** Exercise details **
Read the records below and copy each line that contains "KSIENI".

** Data in this exercise **
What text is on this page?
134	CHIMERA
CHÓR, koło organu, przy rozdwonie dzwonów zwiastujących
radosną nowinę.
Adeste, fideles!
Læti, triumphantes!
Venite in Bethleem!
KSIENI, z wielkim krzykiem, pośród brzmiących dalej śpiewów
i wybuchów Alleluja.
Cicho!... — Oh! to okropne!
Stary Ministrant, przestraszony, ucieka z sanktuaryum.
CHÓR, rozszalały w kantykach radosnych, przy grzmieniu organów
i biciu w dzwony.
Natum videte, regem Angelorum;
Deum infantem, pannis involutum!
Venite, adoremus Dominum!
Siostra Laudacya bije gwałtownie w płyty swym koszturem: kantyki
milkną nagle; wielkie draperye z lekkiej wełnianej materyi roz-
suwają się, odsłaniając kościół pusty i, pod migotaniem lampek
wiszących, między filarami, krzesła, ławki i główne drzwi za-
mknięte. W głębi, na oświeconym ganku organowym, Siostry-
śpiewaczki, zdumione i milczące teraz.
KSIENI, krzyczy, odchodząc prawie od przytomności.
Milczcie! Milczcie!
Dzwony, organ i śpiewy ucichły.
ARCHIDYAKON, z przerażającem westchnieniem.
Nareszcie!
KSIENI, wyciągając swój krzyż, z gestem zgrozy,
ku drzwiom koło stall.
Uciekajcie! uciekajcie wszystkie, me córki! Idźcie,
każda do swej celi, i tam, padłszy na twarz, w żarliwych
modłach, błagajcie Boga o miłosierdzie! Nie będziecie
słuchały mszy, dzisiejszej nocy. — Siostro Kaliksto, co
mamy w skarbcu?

** Solution to this problem **
KSIENI, z wielkim krzykiem, pośród brzmiących dalej śpiewów
KSIENI, krzyczy, odchodząc prawie od przytomności.
KSIENI, wyciągając swój krzyż, z gestem zgrozy,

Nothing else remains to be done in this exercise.